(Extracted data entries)
####
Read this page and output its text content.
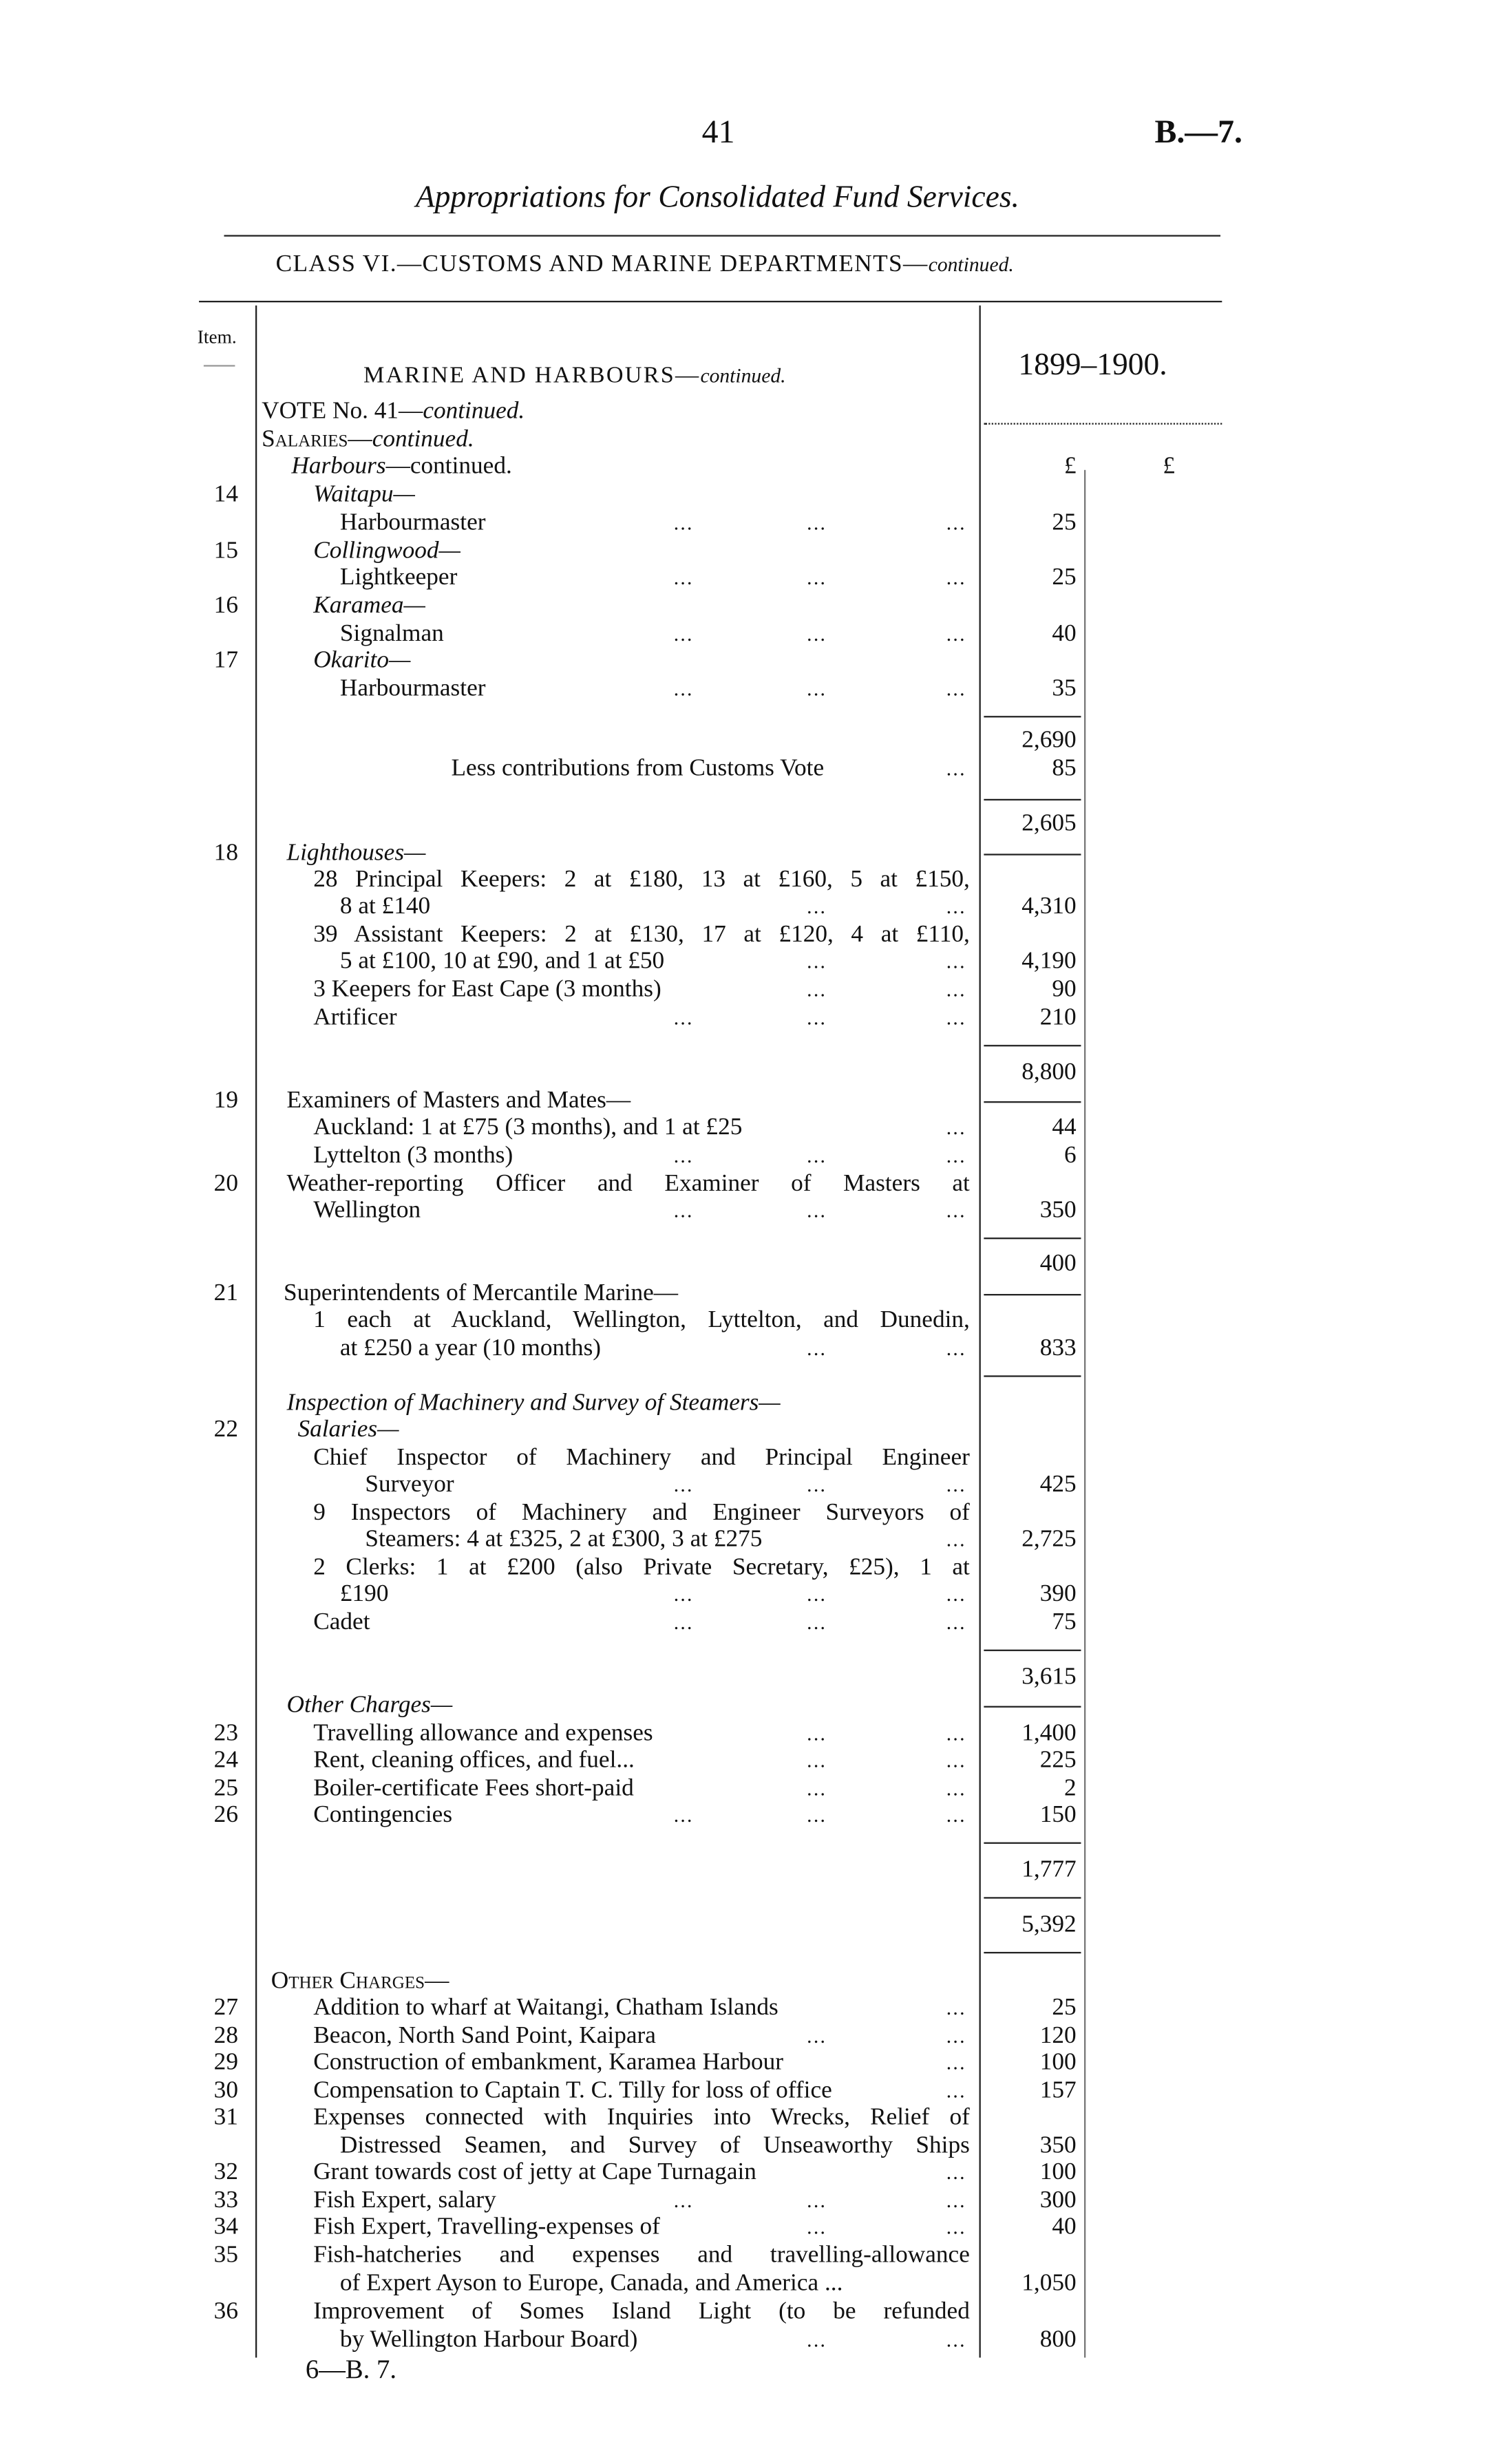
41	B.—7.
Appropriations for Consolidated Fund Services.
CLASS VI.—CUSTOMS AND MARINE DEPARTMENTS—continued.
Item.
MARINE AND HARBOURS—continued.	1899–1900.
VOTE No. 41—continued.
Salaries—continued.
Harbours—continued.	£	£
14	Waitapu—
Harbourmaster	...	...	...	25
15	Collingwood—
Lightkeeper	...	...	...	25
16	Karamea—
Signalman	...	...	...	40
17	Okarito—
Harbourmaster	...	...	...	35
2,690
Less contributions from Customs Vote	...	85
2,605
18	Lighthouses—
28 Principal Keepers: 2 at £180, 13 at £160, 5 at £150,
8 at £140	...	...	4,310
39 Assistant Keepers: 2 at £130, 17 at £120, 4 at £110,
5 at £100, 10 at £90, and 1 at £50	...	...	4,190
3 Keepers for East Cape (3 months)	...	...	90
Artificer	...	...	...	210
8,800
19	Examiners of Masters and Mates—
Auckland: 1 at £75 (3 months), and 1 at £25	...	44
Lyttelton (3 months)	...	...	...	6
20	Weather-reporting Officer and Examiner of Masters at
Wellington	...	...	...	350
400
21	Superintendents of Mercantile Marine—
1 each at Auckland, Wellington, Lyttelton, and Dunedin,
at £250 a year (10 months)	...	...	833
Inspection of Machinery and Survey of Steamers—
22	Salaries—
Chief Inspector of Machinery and Principal Engineer
Surveyor	...	...	...	425
9 Inspectors of Machinery and Engineer Surveyors of
Steamers: 4 at £325, 2 at £300, 3 at £275	...	2,725
2 Clerks: 1 at £200 (also Private Secretary, £25), 1 at
£190	...	...	...	390
Cadet	...	...	...	75
3,615
Other Charges—
23	Travelling allowance and expenses	...	...	1,400
24	Rent, cleaning offices, and fuel...	...	...	225
25	Boiler-certificate Fees short-paid	...	...	2
26	Contingencies	...	...	...	150
1,777
5,392
Other Charges—
27	Addition to wharf at Waitangi, Chatham Islands	...	25
28	Beacon, North Sand Point, Kaipara	...	...	120
29	Construction of embankment, Karamea Harbour	...	100
30	Compensation to Captain T. C. Tilly for loss of office	...	157
31	Expenses connected with Inquiries into Wrecks, Relief of
Distressed Seamen, and Survey of Unseaworthy Ships	350
32	Grant towards cost of jetty at Cape Turnagain	...	100
33	Fish Expert, salary	...	...	...	300
34	Fish Expert, Travelling-expenses of	...	...	40
35	Fish-hatcheries and expenses and travelling-allowance
of Expert Ayson to Europe, Canada, and America ...	1,050
36	Improvement of Somes Island Light (to be refunded
by Wellington Harbour Board)	...	...	800
6—B. 7.
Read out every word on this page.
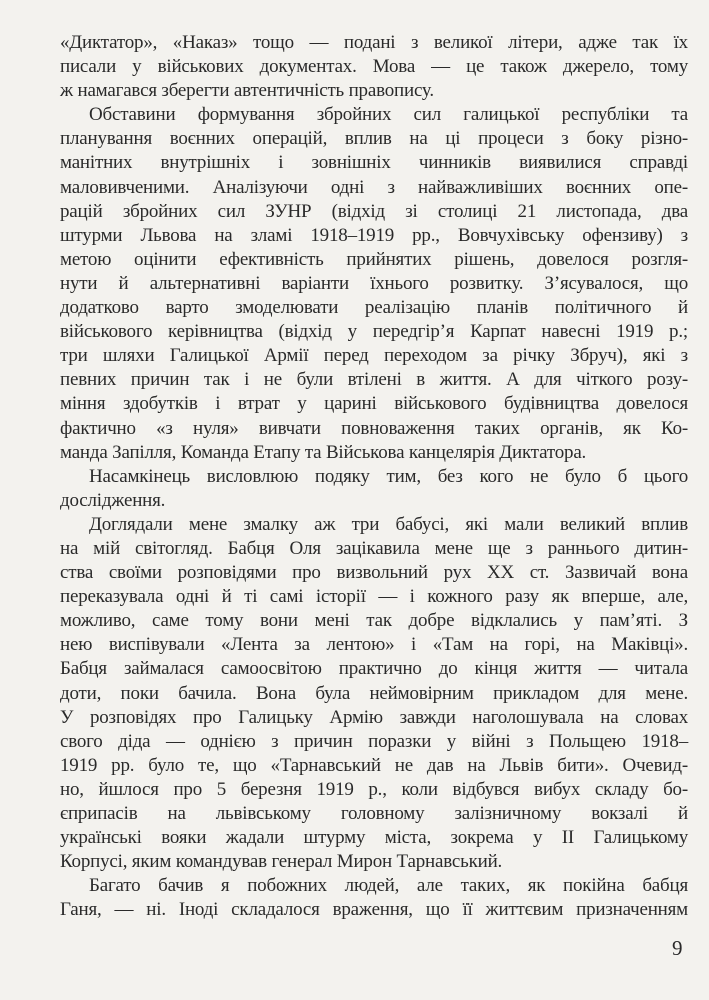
«Диктатор», «Наказ» тощо — подані з великої літери, адже так їх
писали у військових документах. Мова — це також джерело, тому
ж намагався зберегти автентичність правопису.
Обставини формування збройних сил галицької республіки та
планування воєнних операцій, вплив на ці процеси з боку різно-
манітних внутрішніх і зовнішніх чинників виявилися справді
маловивченими. Аналізуючи одні з найважливіших воєнних опе-
рацій збройних сил ЗУНР (відхід зі столиці 21 листопада, два
штурми Львова на зламі 1918–1919 рр., Вовчухівську офензиву) з
метою оцінити ефективність прийнятих рішень, довелося розгля-
нути й альтернативні варіанти їхнього розвитку. З’ясувалося, що
додатково варто змоделювати реалізацію планів політичного й
військового керівництва (відхід у передгір’я Карпат навесні 1919 р.;
три шляхи Галицької Армії перед переходом за річку Збруч), які з
певних причин так і не були втілені в життя. А для чіткого розу-
міння здобутків і втрат у царині військового будівництва довелося
фактично «з нуля» вивчати повноваження таких органів, як Ко-
манда Запілля, Команда Етапу та Військова канцелярія Диктатора.
Насамкінець висловлюю подяку тим, без кого не було б цього
дослідження.
Доглядали мене змалку аж три бабусі, які мали великий вплив
на мій світогляд. Бабця Оля зацікавила мене ще з раннього дитин-
ства своїми розповідями про визвольний рух XX ст. Зазвичай вона
переказувала одні й ті самі історії — і кожного разу як вперше, але,
можливо, саме тому вони мені так добре відклались у пам’яті. З
нею виспівували «Лента за лентою» і «Там на горі, на Маківці».
Бабця займалася самоосвітою практично до кінця життя — читала
доти, поки бачила. Вона була неймовірним прикладом для мене.
У розповідях про Галицьку Армію завжди наголошувала на словах
свого діда — однією з причин поразки у війні з Польщею 1918–
1919 рр. було те, що «Тарнавський не дав на Львів бити». Очевид-
но, йшлося про 5 березня 1919 р., коли відбувся вибух складу бо-
єприпасів на львівському головному залізничному вокзалі й
українські вояки жадали штурму міста, зокрема у ІІ Галицькому
Корпусі, яким командував генерал Мирон Тарнавський.
Багато бачив я побожних людей, але таких, як покійна бабця
Ганя, — ні. Іноді складалося враження, що її життєвим призначенням
9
####
REQUIREMENTS:
Can you repeat every record above exactly, apart from the pictures?

CORRECT RESPONSE:
Read this page and output its text content.
41	B.—7.
Appropriations for Consolidated Fund Services.
CLASS VI.—CUSTOMS AND MARINE DEPARTMENTS—continued.
Item.
MARINE AND HARBOURS—continued.	1899–1900.
VOTE No. 41—continued.
Salaries—continued.
Harbours—continued.	£	£
14	Waitapu—
Harbourmaster	...	...	...	25
15	Collingwood—
Lightkeeper	...	...	...	25
16	Karamea—
Signalman	...	...	...	40
17	Okarito—
Harbourmaster	...	...	...	35
2,690
Less contributions from Customs Vote	...	85
2,605
18	Lighthouses—
28 Principal Keepers: 2 at £180, 13 at £160, 5 at £150,
8 at £140	...	...	4,310
39 Assistant Keepers: 2 at £130, 17 at £120, 4 at £110,
5 at £100, 10 at £90, and 1 at £50	...	...	4,190
3 Keepers for East Cape (3 months)	...	...	90
Artificer	...	...	...	210
8,800
19	Examiners of Masters and Mates—
Auckland: 1 at £75 (3 months), and 1 at £25	...	44
Lyttelton (3 months)	...	...	...	6
20	Weather-reporting Officer and Examiner of Masters at
Wellington	...	...	...	350
400
21	Superintendents of Mercantile Marine—
1 each at Auckland, Wellington, Lyttelton, and Dunedin,
at £250 a year (10 months)	...	...	833
Inspection of Machinery and Survey of Steamers—
22	Salaries—
Chief Inspector of Machinery and Principal Engineer
Surveyor	...	...	...	425
9 Inspectors of Machinery and Engineer Surveyors of
Steamers: 4 at £325, 2 at £300, 3 at £275	...	2,725
2 Clerks: 1 at £200 (also Private Secretary, £25), 1 at
£190	...	...	...	390
Cadet	...	...	...	75
3,615
Other Charges—
23	Travelling allowance and expenses	...	...	1,400
24	Rent, cleaning offices, and fuel...	...	...	225
25	Boiler-certificate Fees short-paid	...	...	2
26	Contingencies	...	...	...	150
1,777
5,392
Other Charges—
27	Addition to wharf at Waitangi, Chatham Islands	...	25
28	Beacon, North Sand Point, Kaipara	...	...	120
29	Construction of embankment, Karamea Harbour	...	100
30	Compensation to Captain T. C. Tilly for loss of office	...	157
31	Expenses connected with Inquiries into Wrecks, Relief of
Distressed Seamen, and Survey of Unseaworthy Ships	350
32	Grant towards cost of jetty at Cape Turnagain	...	100
33	Fish Expert, salary	...	...	...	300
34	Fish Expert, Travelling-expenses of	...	...	40
35	Fish-hatcheries and expenses and travelling-allowance
of Expert Ayson to Europe, Canada, and America ...	1,050
36	Improvement of Somes Island Light (to be refunded
by Wellington Harbour Board)	...	...	800
6—B. 7.
Read out every word on this page.
«Диктатор», «Наказ» тощо — подані з великої літери, адже так їх
писали у військових документах. Мова — це також джерело, тому
ж намагався зберегти автентичність правопису.
Обставини формування збройних сил галицької республіки та
планування воєнних операцій, вплив на ці процеси з боку різно-
манітних внутрішніх і зовнішніх чинників виявилися справді
маловивченими. Аналізуючи одні з найважливіших воєнних опе-
рацій збройних сил ЗУНР (відхід зі столиці 21 листопада, два
штурми Львова на зламі 1918–1919 рр., Вовчухівську офензиву) з
метою оцінити ефективність прийнятих рішень, довелося розгля-
нути й альтернативні варіанти їхнього розвитку. З’ясувалося, що
додатково варто змоделювати реалізацію планів політичного й
військового керівництва (відхід у передгір’я Карпат навесні 1919 р.;
три шляхи Галицької Армії перед переходом за річку Збруч), які з
певних причин так і не були втілені в життя. А для чіткого розу-
міння здобутків і втрат у царині військового будівництва довелося
фактично «з нуля» вивчати повноваження таких органів, як Ко-
манда Запілля, Команда Етапу та Військова канцелярія Диктатора.
Насамкінець висловлюю подяку тим, без кого не було б цього
дослідження.
Доглядали мене змалку аж три бабусі, які мали великий вплив
на мій світогляд. Бабця Оля зацікавила мене ще з раннього дитин-
ства своїми розповідями про визвольний рух XX ст. Зазвичай вона
переказувала одні й ті самі історії — і кожного разу як вперше, але,
можливо, саме тому вони мені так добре відклались у пам’яті. З
нею виспівували «Лента за лентою» і «Там на горі, на Маківці».
Бабця займалася самоосвітою практично до кінця життя — читала
доти, поки бачила. Вона була неймовірним прикладом для мене.
У розповідях про Галицьку Армію завжди наголошувала на словах
свого діда — однією з причин поразки у війні з Польщею 1918–
1919 рр. було те, що «Тарнавський не дав на Львів бити». Очевид-
но, йшлося про 5 березня 1919 р., коли відбувся вибух складу бо-
єприпасів на львівському головному залізничному вокзалі й
українські вояки жадали штурму міста, зокрема у ІІ Галицькому
Корпусі, яким командував генерал Мирон Тарнавський.
Багато бачив я побожних людей, але таких, як покійна бабця
Ганя, — ні. Іноді складалося враження, що її життєвим призначенням
9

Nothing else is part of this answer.